## Trecho da reportagem
Cubanos deixam Brasil divididos pela vontade de ficar e a saudade. Médica ganha festa de despedida em Teresina de Goiás

O policial apareceu, a vizinha apareceu, a dona da casa ficou o tempo inteiro ao lado. Num clima quase fúnebre, deu um longo abraço no secretário de Saúde da cidade.
Kenia é um dos milhares de médicos cubanos que precisaram deixar às pressas seus postos de trabalho e suas vidas no Brasil – já consolidadas, para muitos deles – em razão da decisão do governo de Cuba de abandonar o Mais Médicos, depois das ofensivas do presidente eleito, Jair Bolsonaro, contra o modelo do programa.
As decisões sobre o destino dos médicos cubanos foram comunicadas em e-mails curtos, disparados diretamente aos profissionais, sem passar pelos secretários de saúde.
Kenia foi pega de surpresa. Seu contrato venceria somente no fim de 2019. Por e-mail, foi avisada da necessidade de voltar a Cuba.
A outra médica cubana que fazia atendimentos em Teresina, Mabel Hernandez Gonzalez, deixou a cidade antes de Kenia.
O improviso e a pressa no retorno surpreenderam o secretário de Saúde do município, Josene Pereira Lopes. Ele planejava uma festa de despedida para as duas. Conseguiu fazer a festa apenas para uma delas.
Kenia não disfarçava a frustração em ter de antecipar o encerramento de um contrato previsto para durar até o fim do ano que vem.
A experiência no Brasil é a segunda dela no plano internacional. Antes, trabalhou como médica em Maracaibo, na Venezuela, entre 2008 e 2011.
– Aqui existe demasiada desigualdade social. É muito diferente do que eu via nas telenovelas brasileiras. Eu tinha outra noção.
Segundo a médica, o primeiro ano no Brasil – de busca por aceitação dos moradores da cidade – foi o mais difícil.
Kenia voltará para sua cidade, Las Tunas, e reencontrará a filha de sete anos, que ficou com os pais. Ela planejava uma visita da filha e dos pais ao Brasil, plano que não foi possível em razão do alto preço das passagens aéreas.
A médica, apesar da contrariedade com o retorno apressado, não critica o modelo adotado para os cubanos no Mais Médicos.
– Ele nos depreciou, mas é a população que vai sentir os efeitos, principalmente da Amazônia, indígenas, quilombolas, que nunca tiveram atendimento médico. Nós não viemos ao Brasil enganados. Assinamos um contrato – afirma Kenia.
O fato de ficarem apenas com uma parte do dinheiro repassado a Cuba pelo Mais Médicos também é minimizado pela médica:
– O governo não pega o dinheiro para eles, mas usa em equipamentos, em saúde, em educação.
Kenia descarta pedir asilo no Brasil e não vê possibilidades de um visto de residência, uma vez que não há facilitadores como ter se casado com um brasileiro.
– Pode parecer pouco, mas em Cuba todos trabalham. Na minha casa, por exemplo: meu pai é professor, minha cunhada é médica, meu irmão trabalha numa estatal de exploração de níquel.
Depois das despedidas que foram possíveis, um carro levou Kenia e uma colega médica que atuava em Cavalcante, cidade vizinha, para Brasília. Os consultórios dela e da outra médica cubana de Teresina de Goiás estão fechados.
– Foi tudo muito rápido, não deu para acomodar nada. Estava esperando as férias, agora estou de volta em definitivo. Mas se uma porta se fecha, outra pode abrir – diz ela.
O secretário de Saúde de Teresina resumiu o clima da cidade diante da saída de cena repentina de Kenia, após o abraço de despedida:
– Uma psicóloga nossa passou num concurso em Nova Roma. É uma cidade aqui do lado. Com Kenia é diferente. Ela está indo para Cuba. Esta deve ser a última vez que nós a vemos.

## Trechos do material

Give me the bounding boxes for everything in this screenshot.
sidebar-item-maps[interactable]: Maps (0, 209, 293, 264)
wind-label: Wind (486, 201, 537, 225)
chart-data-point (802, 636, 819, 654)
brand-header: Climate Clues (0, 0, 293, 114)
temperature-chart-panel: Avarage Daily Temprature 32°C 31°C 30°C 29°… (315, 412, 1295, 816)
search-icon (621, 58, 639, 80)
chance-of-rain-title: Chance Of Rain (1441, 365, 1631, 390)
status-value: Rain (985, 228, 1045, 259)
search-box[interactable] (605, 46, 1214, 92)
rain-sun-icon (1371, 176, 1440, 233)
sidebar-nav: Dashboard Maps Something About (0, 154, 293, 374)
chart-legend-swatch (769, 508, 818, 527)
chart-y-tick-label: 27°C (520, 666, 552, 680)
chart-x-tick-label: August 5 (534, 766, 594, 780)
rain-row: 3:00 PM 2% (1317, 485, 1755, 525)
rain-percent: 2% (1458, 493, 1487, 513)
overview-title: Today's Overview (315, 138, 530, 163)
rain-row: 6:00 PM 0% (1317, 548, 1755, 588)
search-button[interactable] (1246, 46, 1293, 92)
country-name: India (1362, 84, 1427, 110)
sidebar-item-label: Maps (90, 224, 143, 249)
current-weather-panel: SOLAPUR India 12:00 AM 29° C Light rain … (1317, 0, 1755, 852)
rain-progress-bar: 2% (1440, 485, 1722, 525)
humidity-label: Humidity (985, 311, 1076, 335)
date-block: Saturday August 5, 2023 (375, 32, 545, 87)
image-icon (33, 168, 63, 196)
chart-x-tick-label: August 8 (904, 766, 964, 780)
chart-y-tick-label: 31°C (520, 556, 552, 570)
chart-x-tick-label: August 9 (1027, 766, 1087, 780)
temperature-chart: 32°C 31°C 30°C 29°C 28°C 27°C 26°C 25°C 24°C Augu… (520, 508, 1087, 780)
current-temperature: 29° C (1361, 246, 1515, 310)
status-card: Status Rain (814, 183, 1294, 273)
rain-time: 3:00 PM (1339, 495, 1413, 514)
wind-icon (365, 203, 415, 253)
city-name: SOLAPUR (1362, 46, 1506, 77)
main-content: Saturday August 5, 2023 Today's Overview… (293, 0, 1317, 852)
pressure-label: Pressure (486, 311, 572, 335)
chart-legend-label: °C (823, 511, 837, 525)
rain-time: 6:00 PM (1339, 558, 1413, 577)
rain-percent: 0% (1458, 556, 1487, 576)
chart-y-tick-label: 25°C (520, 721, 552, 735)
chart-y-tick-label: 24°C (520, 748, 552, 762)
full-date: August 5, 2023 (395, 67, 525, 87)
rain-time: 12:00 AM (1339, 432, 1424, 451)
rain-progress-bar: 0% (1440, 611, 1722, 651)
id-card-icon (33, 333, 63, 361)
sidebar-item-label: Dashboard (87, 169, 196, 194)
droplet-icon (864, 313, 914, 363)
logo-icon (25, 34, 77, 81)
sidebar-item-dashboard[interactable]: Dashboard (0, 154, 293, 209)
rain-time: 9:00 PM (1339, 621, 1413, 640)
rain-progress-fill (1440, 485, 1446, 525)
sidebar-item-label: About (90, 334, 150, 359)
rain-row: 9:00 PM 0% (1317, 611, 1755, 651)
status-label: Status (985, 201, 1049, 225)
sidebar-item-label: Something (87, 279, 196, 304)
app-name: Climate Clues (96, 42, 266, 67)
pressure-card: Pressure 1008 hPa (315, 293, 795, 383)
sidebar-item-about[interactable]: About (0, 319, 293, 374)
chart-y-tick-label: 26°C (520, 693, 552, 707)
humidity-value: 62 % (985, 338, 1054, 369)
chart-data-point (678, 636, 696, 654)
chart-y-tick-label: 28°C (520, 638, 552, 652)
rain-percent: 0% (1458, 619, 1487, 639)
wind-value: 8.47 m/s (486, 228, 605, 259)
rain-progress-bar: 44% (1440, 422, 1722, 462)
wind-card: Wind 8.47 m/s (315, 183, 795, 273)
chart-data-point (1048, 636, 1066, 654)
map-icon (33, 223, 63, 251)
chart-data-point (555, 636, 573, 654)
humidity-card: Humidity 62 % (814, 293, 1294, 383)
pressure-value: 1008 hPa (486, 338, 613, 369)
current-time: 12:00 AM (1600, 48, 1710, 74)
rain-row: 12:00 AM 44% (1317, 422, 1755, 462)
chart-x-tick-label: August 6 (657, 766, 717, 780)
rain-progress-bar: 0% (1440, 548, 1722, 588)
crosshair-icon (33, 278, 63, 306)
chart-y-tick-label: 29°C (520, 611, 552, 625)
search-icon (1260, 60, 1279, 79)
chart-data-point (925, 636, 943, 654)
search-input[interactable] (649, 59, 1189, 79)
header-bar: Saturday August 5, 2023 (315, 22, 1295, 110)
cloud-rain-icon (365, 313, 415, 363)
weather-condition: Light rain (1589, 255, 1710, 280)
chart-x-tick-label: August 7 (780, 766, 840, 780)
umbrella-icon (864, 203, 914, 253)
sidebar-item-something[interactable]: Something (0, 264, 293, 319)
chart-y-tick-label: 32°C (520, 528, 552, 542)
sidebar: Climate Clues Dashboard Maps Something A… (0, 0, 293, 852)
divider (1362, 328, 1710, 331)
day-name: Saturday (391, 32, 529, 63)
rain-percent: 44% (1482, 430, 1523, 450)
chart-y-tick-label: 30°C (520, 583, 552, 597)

## O que se espera
Diga se cada afirmação concorda com a reportagem sobre os médicos cubanos, respondendo sim ou não e citando literalmente as palavras da reportagem que decidem a questão. 1. O contrato de Kenia venceria somente no fim de 2019. 2. O secretário de Saúde conseguiu fazer a festa de despedida para as duas médicas cubanas. 3. Kenia pretende pedir asilo no Brasil. O material não tem relação com a reportagem.

## Resposta do exercício
1. Sim: "Seu contrato venceria somente no fim de 2019."
2. Não: "Conseguiu fazer a festa apenas para uma delas."
3. Não: "Kenia descarta pedir asilo no Brasil"